**Record list:**
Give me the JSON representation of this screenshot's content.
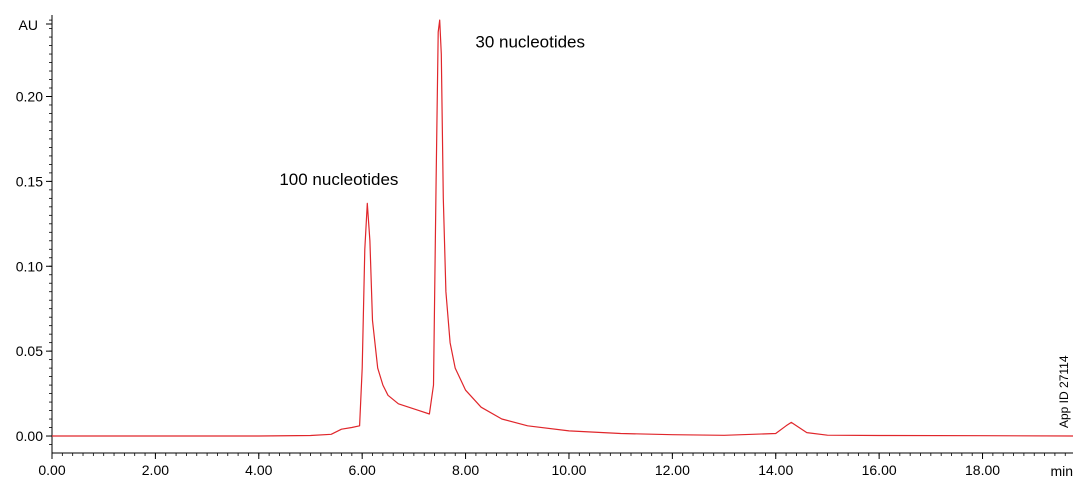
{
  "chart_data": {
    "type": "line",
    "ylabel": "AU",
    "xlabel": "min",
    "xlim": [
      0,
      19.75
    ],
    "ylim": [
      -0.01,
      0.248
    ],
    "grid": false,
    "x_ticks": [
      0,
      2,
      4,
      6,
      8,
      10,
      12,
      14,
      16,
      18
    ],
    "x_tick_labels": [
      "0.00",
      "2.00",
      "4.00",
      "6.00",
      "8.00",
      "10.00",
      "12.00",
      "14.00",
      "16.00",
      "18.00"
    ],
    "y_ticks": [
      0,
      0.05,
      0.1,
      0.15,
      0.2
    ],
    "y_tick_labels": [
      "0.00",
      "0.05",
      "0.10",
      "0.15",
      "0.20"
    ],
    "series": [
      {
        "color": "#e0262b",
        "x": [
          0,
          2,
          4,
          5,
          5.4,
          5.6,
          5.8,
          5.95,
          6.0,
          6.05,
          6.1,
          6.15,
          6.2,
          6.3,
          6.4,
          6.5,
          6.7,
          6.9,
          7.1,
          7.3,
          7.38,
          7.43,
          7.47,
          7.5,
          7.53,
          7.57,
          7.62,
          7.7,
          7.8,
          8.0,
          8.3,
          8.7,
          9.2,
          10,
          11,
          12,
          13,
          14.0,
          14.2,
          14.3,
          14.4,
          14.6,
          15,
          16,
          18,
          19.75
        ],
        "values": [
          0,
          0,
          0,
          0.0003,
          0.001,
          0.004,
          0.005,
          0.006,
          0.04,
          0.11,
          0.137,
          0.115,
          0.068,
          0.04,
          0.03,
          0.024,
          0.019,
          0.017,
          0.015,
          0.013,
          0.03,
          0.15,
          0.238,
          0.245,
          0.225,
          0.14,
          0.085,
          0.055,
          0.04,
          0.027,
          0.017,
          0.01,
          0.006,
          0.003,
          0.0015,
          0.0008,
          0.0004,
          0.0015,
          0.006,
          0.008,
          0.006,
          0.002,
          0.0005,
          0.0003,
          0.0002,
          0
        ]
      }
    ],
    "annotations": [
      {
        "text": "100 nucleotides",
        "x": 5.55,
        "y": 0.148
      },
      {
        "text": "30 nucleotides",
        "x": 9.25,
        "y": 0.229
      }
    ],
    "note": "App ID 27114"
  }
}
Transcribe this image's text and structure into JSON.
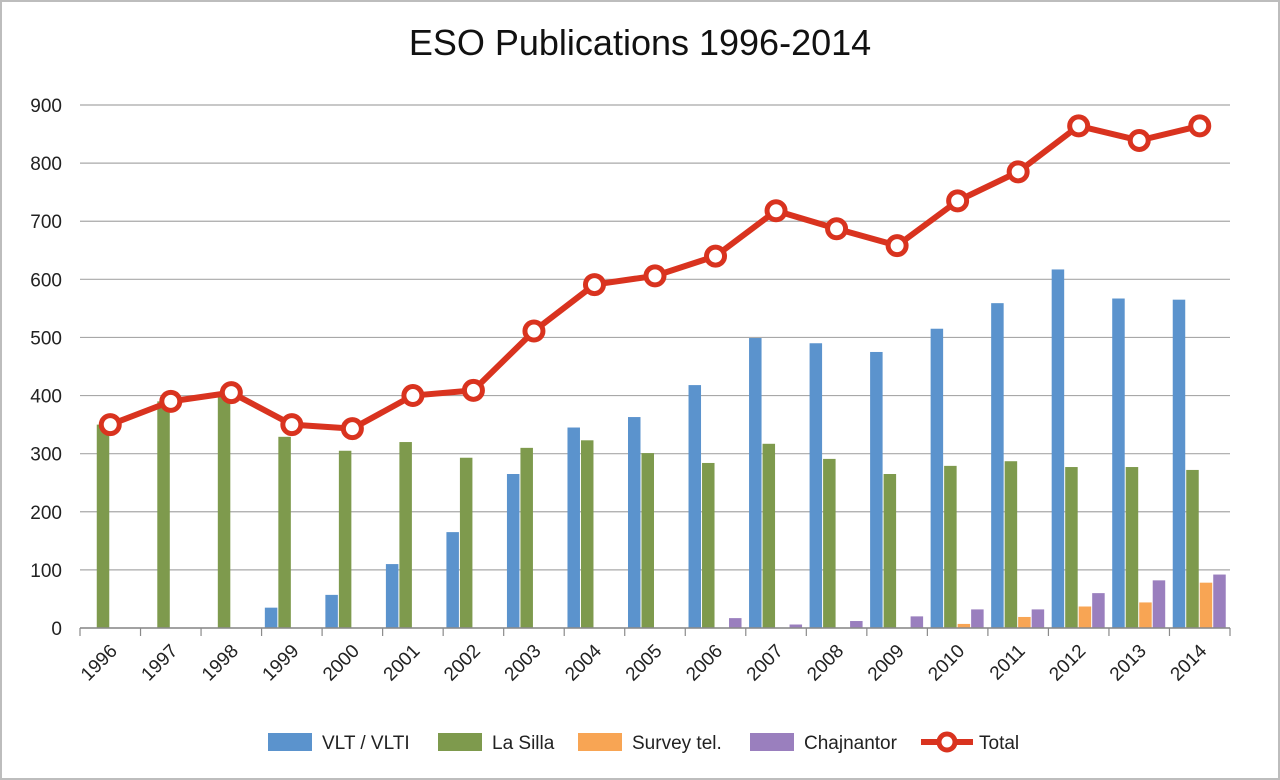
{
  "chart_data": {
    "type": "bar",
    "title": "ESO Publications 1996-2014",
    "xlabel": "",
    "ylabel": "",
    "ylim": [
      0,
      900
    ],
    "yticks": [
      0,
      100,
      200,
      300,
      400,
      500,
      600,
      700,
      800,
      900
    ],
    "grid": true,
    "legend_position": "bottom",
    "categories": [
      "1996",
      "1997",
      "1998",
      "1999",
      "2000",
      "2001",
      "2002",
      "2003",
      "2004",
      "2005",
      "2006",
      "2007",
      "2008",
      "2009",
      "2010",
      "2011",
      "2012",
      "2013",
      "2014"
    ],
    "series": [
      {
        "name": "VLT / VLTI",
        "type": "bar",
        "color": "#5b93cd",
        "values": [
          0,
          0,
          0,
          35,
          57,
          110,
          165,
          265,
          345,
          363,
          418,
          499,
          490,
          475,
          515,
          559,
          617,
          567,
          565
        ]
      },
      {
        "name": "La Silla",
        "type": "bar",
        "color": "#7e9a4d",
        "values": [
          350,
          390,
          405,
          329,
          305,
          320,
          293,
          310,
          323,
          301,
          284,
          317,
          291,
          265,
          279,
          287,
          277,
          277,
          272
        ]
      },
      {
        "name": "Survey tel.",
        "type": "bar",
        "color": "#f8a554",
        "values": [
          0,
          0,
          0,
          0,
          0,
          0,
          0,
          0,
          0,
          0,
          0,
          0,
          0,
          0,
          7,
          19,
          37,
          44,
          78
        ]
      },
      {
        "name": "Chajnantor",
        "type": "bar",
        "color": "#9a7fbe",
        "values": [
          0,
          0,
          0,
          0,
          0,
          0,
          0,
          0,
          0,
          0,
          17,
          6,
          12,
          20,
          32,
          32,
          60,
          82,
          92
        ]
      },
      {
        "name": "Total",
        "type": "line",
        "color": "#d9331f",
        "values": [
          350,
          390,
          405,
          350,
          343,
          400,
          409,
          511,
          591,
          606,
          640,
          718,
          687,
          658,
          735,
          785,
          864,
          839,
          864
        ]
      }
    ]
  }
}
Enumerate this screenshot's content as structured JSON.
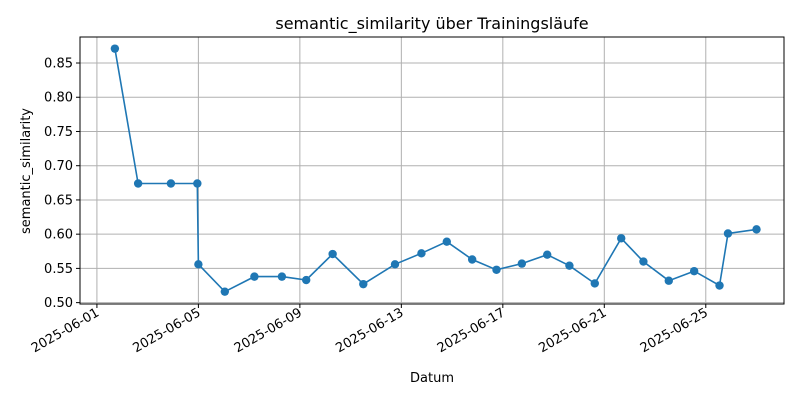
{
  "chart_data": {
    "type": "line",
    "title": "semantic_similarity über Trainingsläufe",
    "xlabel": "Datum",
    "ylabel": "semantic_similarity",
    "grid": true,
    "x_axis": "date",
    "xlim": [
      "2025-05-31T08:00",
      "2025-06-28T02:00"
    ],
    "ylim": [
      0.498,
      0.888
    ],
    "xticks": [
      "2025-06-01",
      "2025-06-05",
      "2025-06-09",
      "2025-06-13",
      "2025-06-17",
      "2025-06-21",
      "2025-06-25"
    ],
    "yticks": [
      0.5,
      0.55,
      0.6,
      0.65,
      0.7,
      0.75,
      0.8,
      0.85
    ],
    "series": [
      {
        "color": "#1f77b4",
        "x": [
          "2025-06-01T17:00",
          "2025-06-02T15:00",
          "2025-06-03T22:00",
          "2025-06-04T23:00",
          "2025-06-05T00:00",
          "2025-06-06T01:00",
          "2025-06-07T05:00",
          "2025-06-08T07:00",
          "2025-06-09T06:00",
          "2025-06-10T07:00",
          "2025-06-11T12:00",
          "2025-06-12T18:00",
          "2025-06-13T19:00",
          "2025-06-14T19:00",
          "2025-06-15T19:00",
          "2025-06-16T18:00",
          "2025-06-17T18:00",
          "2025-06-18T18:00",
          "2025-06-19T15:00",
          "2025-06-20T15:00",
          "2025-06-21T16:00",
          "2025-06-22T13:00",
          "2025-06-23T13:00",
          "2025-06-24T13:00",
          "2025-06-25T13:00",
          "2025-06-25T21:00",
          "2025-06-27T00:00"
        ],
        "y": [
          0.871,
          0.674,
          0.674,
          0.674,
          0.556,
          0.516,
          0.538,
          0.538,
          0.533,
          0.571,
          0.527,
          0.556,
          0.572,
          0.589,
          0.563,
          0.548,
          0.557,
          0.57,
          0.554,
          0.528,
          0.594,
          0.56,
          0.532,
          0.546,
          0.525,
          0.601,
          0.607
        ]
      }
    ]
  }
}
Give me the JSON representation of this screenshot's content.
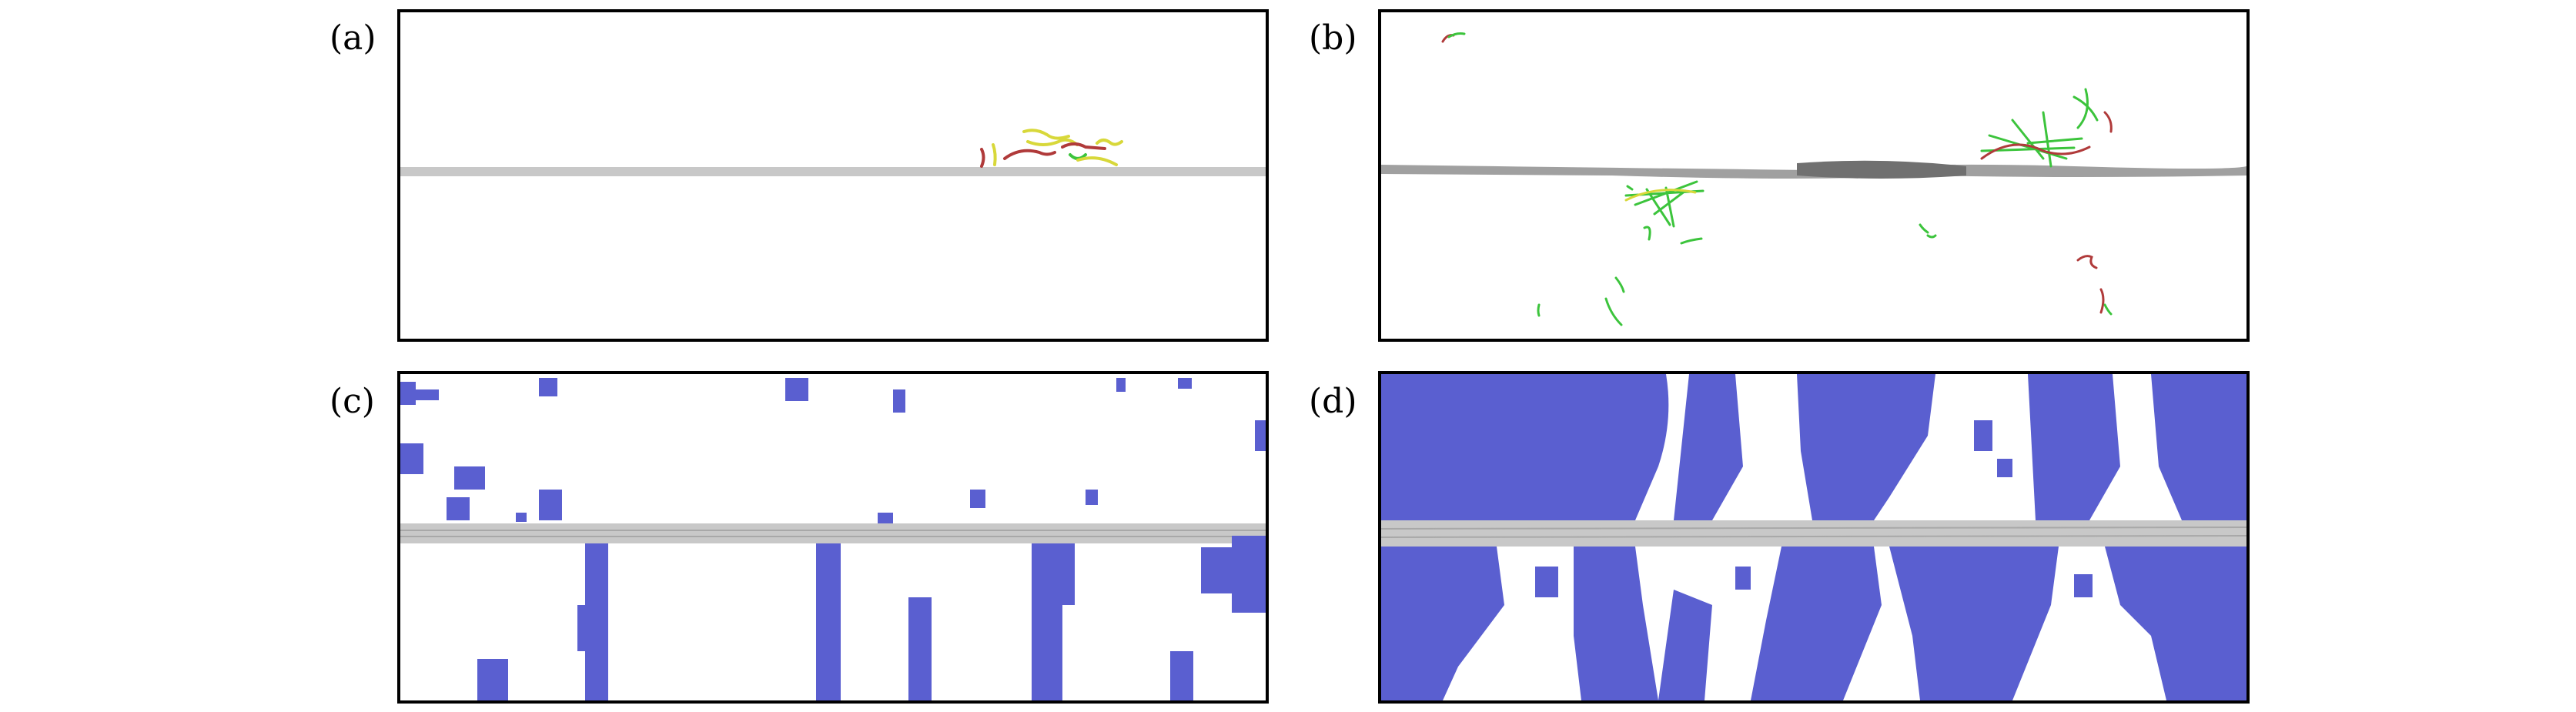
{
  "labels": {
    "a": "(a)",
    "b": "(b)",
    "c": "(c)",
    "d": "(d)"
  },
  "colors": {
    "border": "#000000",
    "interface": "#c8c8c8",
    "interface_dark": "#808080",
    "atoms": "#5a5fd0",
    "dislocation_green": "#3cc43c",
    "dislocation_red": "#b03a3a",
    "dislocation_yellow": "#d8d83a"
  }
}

**Instruction:** Repeat the data above exactly, but not the pictures.

**Output for this task:**
Give me the JSON representation of this screenshot's content.
{
  "chart_data": {
    "type": "line",
    "ylabel": "AU",
    "xlabel": "min",
    "xlim": [
      0,
      19.75
    ],
    "ylim": [
      -0.01,
      0.248
    ],
    "grid": false,
    "x_ticks": [
      0,
      2,
      4,
      6,
      8,
      10,
      12,
      14,
      16,
      18
    ],
    "x_tick_labels": [
      "0.00",
      "2.00",
      "4.00",
      "6.00",
      "8.00",
      "10.00",
      "12.00",
      "14.00",
      "16.00",
      "18.00"
    ],
    "y_ticks": [
      0,
      0.05,
      0.1,
      0.15,
      0.2
    ],
    "y_tick_labels": [
      "0.00",
      "0.05",
      "0.10",
      "0.15",
      "0.20"
    ],
    "series": [
      {
        "color": "#e0262b",
        "x": [
          0,
          2,
          4,
          5,
          5.4,
          5.6,
          5.8,
          5.95,
          6.0,
          6.05,
          6.1,
          6.15,
          6.2,
          6.3,
          6.4,
          6.5,
          6.7,
          6.9,
          7.1,
          7.3,
          7.38,
          7.43,
          7.47,
          7.5,
          7.53,
          7.57,
          7.62,
          7.7,
          7.8,
          8.0,
          8.3,
          8.7,
          9.2,
          10,
          11,
          12,
          13,
          14.0,
          14.2,
          14.3,
          14.4,
          14.6,
          15,
          16,
          18,
          19.75
        ],
        "values": [
          0,
          0,
          0,
          0.0003,
          0.001,
          0.004,
          0.005,
          0.006,
          0.04,
          0.11,
          0.137,
          0.115,
          0.068,
          0.04,
          0.03,
          0.024,
          0.019,
          0.017,
          0.015,
          0.013,
          0.03,
          0.15,
          0.238,
          0.245,
          0.225,
          0.14,
          0.085,
          0.055,
          0.04,
          0.027,
          0.017,
          0.01,
          0.006,
          0.003,
          0.0015,
          0.0008,
          0.0004,
          0.0015,
          0.006,
          0.008,
          0.006,
          0.002,
          0.0005,
          0.0003,
          0.0002,
          0
        ]
      }
    ],
    "annotations": [
      {
        "text": "100 nucleotides",
        "x": 5.55,
        "y": 0.148
      },
      {
        "text": "30 nucleotides",
        "x": 9.25,
        "y": 0.229
      }
    ],
    "note": "App ID 27114"
  }
}
Transcribe this image's text and structure into JSON.
{
  "chart_data": {
    "type": "bar",
    "title": "ESO Publications 1996-2014",
    "xlabel": "",
    "ylabel": "",
    "ylim": [
      0,
      900
    ],
    "yticks": [
      0,
      100,
      200,
      300,
      400,
      500,
      600,
      700,
      800,
      900
    ],
    "grid": true,
    "legend_position": "bottom",
    "categories": [
      "1996",
      "1997",
      "1998",
      "1999",
      "2000",
      "2001",
      "2002",
      "2003",
      "2004",
      "2005",
      "2006",
      "2007",
      "2008",
      "2009",
      "2010",
      "2011",
      "2012",
      "2013",
      "2014"
    ],
    "series": [
      {
        "name": "VLT / VLTI",
        "type": "bar",
        "color": "#5b93cd",
        "values": [
          0,
          0,
          0,
          35,
          57,
          110,
          165,
          265,
          345,
          363,
          418,
          499,
          490,
          475,
          515,
          559,
          617,
          567,
          565
        ]
      },
      {
        "name": "La Silla",
        "type": "bar",
        "color": "#7e9a4d",
        "values": [
          350,
          390,
          405,
          329,
          305,
          320,
          293,
          310,
          323,
          301,
          284,
          317,
          291,
          265,
          279,
          287,
          277,
          277,
          272
        ]
      },
      {
        "name": "Survey tel.",
        "type": "bar",
        "color": "#f8a554",
        "values": [
          0,
          0,
          0,
          0,
          0,
          0,
          0,
          0,
          0,
          0,
          0,
          0,
          0,
          0,
          7,
          19,
          37,
          44,
          78
        ]
      },
      {
        "name": "Chajnantor",
        "type": "bar",
        "color": "#9a7fbe",
        "values": [
          0,
          0,
          0,
          0,
          0,
          0,
          0,
          0,
          0,
          0,
          17,
          6,
          12,
          20,
          32,
          32,
          60,
          82,
          92
        ]
      },
      {
        "name": "Total",
        "type": "line",
        "color": "#d9331f",
        "values": [
          350,
          390,
          405,
          350,
          343,
          400,
          409,
          511,
          591,
          606,
          640,
          718,
          687,
          658,
          735,
          785,
          864,
          839,
          864
        ]
      }
    ]
  }
}
Enumerate this screenshot's content as structured JSON.
{
  "chart_data": {
    "type": "line",
    "title": "semantic_similarity über Trainingsläufe",
    "xlabel": "Datum",
    "ylabel": "semantic_similarity",
    "grid": true,
    "x_axis": "date",
    "xlim": [
      "2025-05-31T08:00",
      "2025-06-28T02:00"
    ],
    "ylim": [
      0.498,
      0.888
    ],
    "xticks": [
      "2025-06-01",
      "2025-06-05",
      "2025-06-09",
      "2025-06-13",
      "2025-06-17",
      "2025-06-21",
      "2025-06-25"
    ],
    "yticks": [
      0.5,
      0.55,
      0.6,
      0.65,
      0.7,
      0.75,
      0.8,
      0.85
    ],
    "series": [
      {
        "color": "#1f77b4",
        "x": [
          "2025-06-01T17:00",
          "2025-06-02T15:00",
          "2025-06-03T22:00",
          "2025-06-04T23:00",
          "2025-06-05T00:00",
          "2025-06-06T01:00",
          "2025-06-07T05:00",
          "2025-06-08T07:00",
          "2025-06-09T06:00",
          "2025-06-10T07:00",
          "2025-06-11T12:00",
          "2025-06-12T18:00",
          "2025-06-13T19:00",
          "2025-06-14T19:00",
          "2025-06-15T19:00",
          "2025-06-16T18:00",
          "2025-06-17T18:00",
          "2025-06-18T18:00",
          "2025-06-19T15:00",
          "2025-06-20T15:00",
          "2025-06-21T16:00",
          "2025-06-22T13:00",
          "2025-06-23T13:00",
          "2025-06-24T13:00",
          "2025-06-25T13:00",
          "2025-06-25T21:00",
          "2025-06-27T00:00"
        ],
        "y": [
          0.871,
          0.674,
          0.674,
          0.674,
          0.556,
          0.516,
          0.538,
          0.538,
          0.533,
          0.571,
          0.527,
          0.556,
          0.572,
          0.589,
          0.563,
          0.548,
          0.557,
          0.57,
          0.554,
          0.528,
          0.594,
          0.56,
          0.532,
          0.546,
          0.525,
          0.601,
          0.607
        ]
      }
    ]
  }
}
Give me the JSON representation of this screenshot's content.
{
  "labels": {
    "a": "(a)",
    "b": "(b)",
    "c": "(c)",
    "d": "(d)"
  },
  "colors": {
    "border": "#000000",
    "interface": "#c8c8c8",
    "interface_dark": "#808080",
    "atoms": "#5a5fd0",
    "dislocation_green": "#3cc43c",
    "dislocation_red": "#b03a3a",
    "dislocation_yellow": "#d8d83a"
  }
}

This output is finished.